Records shown =>

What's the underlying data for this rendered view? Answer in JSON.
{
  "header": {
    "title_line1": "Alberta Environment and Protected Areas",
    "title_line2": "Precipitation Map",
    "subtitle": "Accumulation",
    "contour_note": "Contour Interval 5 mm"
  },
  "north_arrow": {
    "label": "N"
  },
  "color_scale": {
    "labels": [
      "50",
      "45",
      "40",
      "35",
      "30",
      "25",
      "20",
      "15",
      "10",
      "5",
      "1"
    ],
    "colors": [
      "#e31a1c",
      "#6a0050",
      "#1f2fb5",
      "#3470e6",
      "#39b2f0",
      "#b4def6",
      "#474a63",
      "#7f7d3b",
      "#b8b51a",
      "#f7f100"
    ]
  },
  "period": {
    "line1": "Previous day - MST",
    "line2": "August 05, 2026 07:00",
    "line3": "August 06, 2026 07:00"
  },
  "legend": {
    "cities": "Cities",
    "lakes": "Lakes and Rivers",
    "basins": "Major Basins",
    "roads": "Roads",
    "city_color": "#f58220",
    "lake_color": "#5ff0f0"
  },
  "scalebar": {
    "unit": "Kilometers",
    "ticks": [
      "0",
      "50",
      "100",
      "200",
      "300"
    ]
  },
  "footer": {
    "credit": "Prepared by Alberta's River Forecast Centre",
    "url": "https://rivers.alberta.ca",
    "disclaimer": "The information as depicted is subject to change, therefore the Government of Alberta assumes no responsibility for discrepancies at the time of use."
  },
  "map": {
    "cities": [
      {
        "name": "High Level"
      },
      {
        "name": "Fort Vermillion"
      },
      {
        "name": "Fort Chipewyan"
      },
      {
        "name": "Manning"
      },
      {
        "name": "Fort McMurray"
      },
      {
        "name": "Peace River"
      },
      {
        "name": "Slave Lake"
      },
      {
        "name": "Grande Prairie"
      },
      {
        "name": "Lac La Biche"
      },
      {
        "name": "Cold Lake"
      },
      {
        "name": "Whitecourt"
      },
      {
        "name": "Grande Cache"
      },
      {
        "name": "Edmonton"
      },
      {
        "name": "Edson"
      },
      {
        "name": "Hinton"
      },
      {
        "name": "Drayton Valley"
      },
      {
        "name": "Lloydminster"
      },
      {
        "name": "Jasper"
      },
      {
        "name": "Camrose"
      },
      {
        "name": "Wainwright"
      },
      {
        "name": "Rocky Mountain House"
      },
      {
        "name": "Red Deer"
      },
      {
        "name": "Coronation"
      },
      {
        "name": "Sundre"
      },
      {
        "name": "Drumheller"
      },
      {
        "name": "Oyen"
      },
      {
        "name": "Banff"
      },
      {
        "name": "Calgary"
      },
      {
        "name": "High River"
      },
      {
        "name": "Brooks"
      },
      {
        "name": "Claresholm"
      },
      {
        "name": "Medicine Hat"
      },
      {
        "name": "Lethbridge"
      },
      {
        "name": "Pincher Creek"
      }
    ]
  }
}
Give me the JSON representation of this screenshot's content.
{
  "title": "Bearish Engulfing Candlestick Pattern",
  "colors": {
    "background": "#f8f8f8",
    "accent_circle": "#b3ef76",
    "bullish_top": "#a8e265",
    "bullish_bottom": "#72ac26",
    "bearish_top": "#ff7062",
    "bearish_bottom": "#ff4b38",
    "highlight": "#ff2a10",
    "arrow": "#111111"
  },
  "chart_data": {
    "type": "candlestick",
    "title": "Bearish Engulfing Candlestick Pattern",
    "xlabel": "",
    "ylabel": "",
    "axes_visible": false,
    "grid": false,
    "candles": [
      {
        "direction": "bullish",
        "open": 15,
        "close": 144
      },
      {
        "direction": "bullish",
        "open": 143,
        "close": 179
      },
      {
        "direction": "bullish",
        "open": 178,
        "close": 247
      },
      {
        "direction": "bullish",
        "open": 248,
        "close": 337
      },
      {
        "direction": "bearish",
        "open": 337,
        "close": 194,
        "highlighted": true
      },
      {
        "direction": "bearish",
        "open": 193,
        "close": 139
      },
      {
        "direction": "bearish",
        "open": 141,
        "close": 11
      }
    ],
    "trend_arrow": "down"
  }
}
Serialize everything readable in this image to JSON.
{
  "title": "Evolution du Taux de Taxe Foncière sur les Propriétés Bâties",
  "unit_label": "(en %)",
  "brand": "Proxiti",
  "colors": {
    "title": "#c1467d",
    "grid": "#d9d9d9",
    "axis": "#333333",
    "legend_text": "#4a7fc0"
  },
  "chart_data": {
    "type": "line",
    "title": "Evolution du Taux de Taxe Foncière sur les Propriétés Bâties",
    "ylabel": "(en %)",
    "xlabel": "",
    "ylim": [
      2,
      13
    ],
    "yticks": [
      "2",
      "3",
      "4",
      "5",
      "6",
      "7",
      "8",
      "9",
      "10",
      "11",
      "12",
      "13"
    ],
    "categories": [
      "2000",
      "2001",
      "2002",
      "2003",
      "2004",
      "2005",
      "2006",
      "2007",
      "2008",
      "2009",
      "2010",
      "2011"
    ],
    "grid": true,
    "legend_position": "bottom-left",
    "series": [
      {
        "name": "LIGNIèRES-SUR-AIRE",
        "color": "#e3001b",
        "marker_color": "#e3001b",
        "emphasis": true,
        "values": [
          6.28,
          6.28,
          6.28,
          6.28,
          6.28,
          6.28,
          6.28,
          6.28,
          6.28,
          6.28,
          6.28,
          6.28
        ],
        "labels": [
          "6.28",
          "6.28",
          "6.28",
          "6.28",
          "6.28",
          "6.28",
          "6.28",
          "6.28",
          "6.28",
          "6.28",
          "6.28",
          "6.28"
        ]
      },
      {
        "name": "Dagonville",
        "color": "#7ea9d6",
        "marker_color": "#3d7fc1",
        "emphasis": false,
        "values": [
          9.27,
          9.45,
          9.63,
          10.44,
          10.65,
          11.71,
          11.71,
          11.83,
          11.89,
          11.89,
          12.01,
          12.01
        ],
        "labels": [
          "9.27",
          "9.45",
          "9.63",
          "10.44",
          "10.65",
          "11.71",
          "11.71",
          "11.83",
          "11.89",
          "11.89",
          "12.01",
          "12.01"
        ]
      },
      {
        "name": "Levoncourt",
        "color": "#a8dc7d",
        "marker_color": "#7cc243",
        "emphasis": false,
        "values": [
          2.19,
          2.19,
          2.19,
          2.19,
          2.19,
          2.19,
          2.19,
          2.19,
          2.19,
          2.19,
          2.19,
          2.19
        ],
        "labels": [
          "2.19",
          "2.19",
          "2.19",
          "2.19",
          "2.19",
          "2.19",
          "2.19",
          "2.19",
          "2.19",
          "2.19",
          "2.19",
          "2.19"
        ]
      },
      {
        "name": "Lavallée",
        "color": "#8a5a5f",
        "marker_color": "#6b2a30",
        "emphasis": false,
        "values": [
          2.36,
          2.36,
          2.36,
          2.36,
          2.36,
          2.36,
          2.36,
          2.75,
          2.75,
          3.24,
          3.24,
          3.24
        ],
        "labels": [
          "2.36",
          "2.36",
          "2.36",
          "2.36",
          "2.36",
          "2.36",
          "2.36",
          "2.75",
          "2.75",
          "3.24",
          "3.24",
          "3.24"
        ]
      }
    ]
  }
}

What you need to do => Could you quote the material above in full, exactly as it stands?

Finished exercise =>
What's the underlying data for this rendered view? Answer in JSON.
{
  "header": {
    "title_line1": "Alberta Environment and Protected Areas",
    "title_line2": "Precipitation Map",
    "subtitle": "Accumulation",
    "contour_note": "Contour Interval 5 mm"
  },
  "north_arrow": {
    "label": "N"
  },
  "color_scale": {
    "labels": [
      "50",
      "45",
      "40",
      "35",
      "30",
      "25",
      "20",
      "15",
      "10",
      "5",
      "1"
    ],
    "colors": [
      "#e31a1c",
      "#6a0050",
      "#1f2fb5",
      "#3470e6",
      "#39b2f0",
      "#b4def6",
      "#474a63",
      "#7f7d3b",
      "#b8b51a",
      "#f7f100"
    ]
  },
  "period": {
    "line1": "Previous day - MST",
    "line2": "August 05, 2026 07:00",
    "line3": "August 06, 2026 07:00"
  },
  "legend": {
    "cities": "Cities",
    "lakes": "Lakes and Rivers",
    "basins": "Major Basins",
    "roads": "Roads",
    "city_color": "#f58220",
    "lake_color": "#5ff0f0"
  },
  "scalebar": {
    "unit": "Kilometers",
    "ticks": [
      "0",
      "50",
      "100",
      "200",
      "300"
    ]
  },
  "footer": {
    "credit": "Prepared by Alberta's River Forecast Centre",
    "url": "https://rivers.alberta.ca",
    "disclaimer": "The information as depicted is subject to change, therefore the Government of Alberta assumes no responsibility for discrepancies at the time of use."
  },
  "map": {
    "cities": [
      {
        "name": "High Level"
      },
      {
        "name": "Fort Vermillion"
      },
      {
        "name": "Fort Chipewyan"
      },
      {
        "name": "Manning"
      },
      {
        "name": "Fort McMurray"
      },
      {
        "name": "Peace River"
      },
      {
        "name": "Slave Lake"
      },
      {
        "name": "Grande Prairie"
      },
      {
        "name": "Lac La Biche"
      },
      {
        "name": "Cold Lake"
      },
      {
        "name": "Whitecourt"
      },
      {
        "name": "Grande Cache"
      },
      {
        "name": "Edmonton"
      },
      {
        "name": "Edson"
      },
      {
        "name": "Hinton"
      },
      {
        "name": "Drayton Valley"
      },
      {
        "name": "Lloydminster"
      },
      {
        "name": "Jasper"
      },
      {
        "name": "Camrose"
      },
      {
        "name": "Wainwright"
      },
      {
        "name": "Rocky Mountain House"
      },
      {
        "name": "Red Deer"
      },
      {
        "name": "Coronation"
      },
      {
        "name": "Sundre"
      },
      {
        "name": "Drumheller"
      },
      {
        "name": "Oyen"
      },
      {
        "name": "Banff"
      },
      {
        "name": "Calgary"
      },
      {
        "name": "High River"
      },
      {
        "name": "Brooks"
      },
      {
        "name": "Claresholm"
      },
      {
        "name": "Medicine Hat"
      },
      {
        "name": "Lethbridge"
      },
      {
        "name": "Pincher Creek"
      }
    ]
  }
}
Give me the JSON representation of this screenshot's content.
{
  "title": "Bearish Engulfing Candlestick Pattern",
  "colors": {
    "background": "#f8f8f8",
    "accent_circle": "#b3ef76",
    "bullish_top": "#a8e265",
    "bullish_bottom": "#72ac26",
    "bearish_top": "#ff7062",
    "bearish_bottom": "#ff4b38",
    "highlight": "#ff2a10",
    "arrow": "#111111"
  },
  "chart_data": {
    "type": "candlestick",
    "title": "Bearish Engulfing Candlestick Pattern",
    "xlabel": "",
    "ylabel": "",
    "axes_visible": false,
    "grid": false,
    "candles": [
      {
        "direction": "bullish",
        "open": 15,
        "close": 144
      },
      {
        "direction": "bullish",
        "open": 143,
        "close": 179
      },
      {
        "direction": "bullish",
        "open": 178,
        "close": 247
      },
      {
        "direction": "bullish",
        "open": 248,
        "close": 337
      },
      {
        "direction": "bearish",
        "open": 337,
        "close": 194,
        "highlighted": true
      },
      {
        "direction": "bearish",
        "open": 193,
        "close": 139
      },
      {
        "direction": "bearish",
        "open": 141,
        "close": 11
      }
    ],
    "trend_arrow": "down"
  }
}
Serialize everything readable in this image to JSON.
{
  "title": "Evolution du Taux de Taxe Foncière sur les Propriétés Bâties",
  "unit_label": "(en %)",
  "brand": "Proxiti",
  "colors": {
    "title": "#c1467d",
    "grid": "#d9d9d9",
    "axis": "#333333",
    "legend_text": "#4a7fc0"
  },
  "chart_data": {
    "type": "line",
    "title": "Evolution du Taux de Taxe Foncière sur les Propriétés Bâties",
    "ylabel": "(en %)",
    "xlabel": "",
    "ylim": [
      2,
      13
    ],
    "yticks": [
      "2",
      "3",
      "4",
      "5",
      "6",
      "7",
      "8",
      "9",
      "10",
      "11",
      "12",
      "13"
    ],
    "categories": [
      "2000",
      "2001",
      "2002",
      "2003",
      "2004",
      "2005",
      "2006",
      "2007",
      "2008",
      "2009",
      "2010",
      "2011"
    ],
    "grid": true,
    "legend_position": "bottom-left",
    "series": [
      {
        "name": "LIGNIèRES-SUR-AIRE",
        "color": "#e3001b",
        "marker_color": "#e3001b",
        "emphasis": true,
        "values": [
          6.28,
          6.28,
          6.28,
          6.28,
          6.28,
          6.28,
          6.28,
          6.28,
          6.28,
          6.28,
          6.28,
          6.28
        ],
        "labels": [
          "6.28",
          "6.28",
          "6.28",
          "6.28",
          "6.28",
          "6.28",
          "6.28",
          "6.28",
          "6.28",
          "6.28",
          "6.28",
          "6.28"
        ]
      },
      {
        "name": "Dagonville",
        "color": "#7ea9d6",
        "marker_color": "#3d7fc1",
        "emphasis": false,
        "values": [
          9.27,
          9.45,
          9.63,
          10.44,
          10.65,
          11.71,
          11.71,
          11.83,
          11.89,
          11.89,
          12.01,
          12.01
        ],
        "labels": [
          "9.27",
          "9.45",
          "9.63",
          "10.44",
          "10.65",
          "11.71",
          "11.71",
          "11.83",
          "11.89",
          "11.89",
          "12.01",
          "12.01"
        ]
      },
      {
        "name": "Levoncourt",
        "color": "#a8dc7d",
        "marker_color": "#7cc243",
        "emphasis": false,
        "values": [
          2.19,
          2.19,
          2.19,
          2.19,
          2.19,
          2.19,
          2.19,
          2.19,
          2.19,
          2.19,
          2.19,
          2.19
        ],
        "labels": [
          "2.19",
          "2.19",
          "2.19",
          "2.19",
          "2.19",
          "2.19",
          "2.19",
          "2.19",
          "2.19",
          "2.19",
          "2.19",
          "2.19"
        ]
      },
      {
        "name": "Lavallée",
        "color": "#8a5a5f",
        "marker_color": "#6b2a30",
        "emphasis": false,
        "values": [
          2.36,
          2.36,
          2.36,
          2.36,
          2.36,
          2.36,
          2.36,
          2.75,
          2.75,
          3.24,
          3.24,
          3.24
        ],
        "labels": [
          "2.36",
          "2.36",
          "2.36",
          "2.36",
          "2.36",
          "2.36",
          "2.36",
          "2.75",
          "2.75",
          "3.24",
          "3.24",
          "3.24"
        ]
      }
    ]
  }
}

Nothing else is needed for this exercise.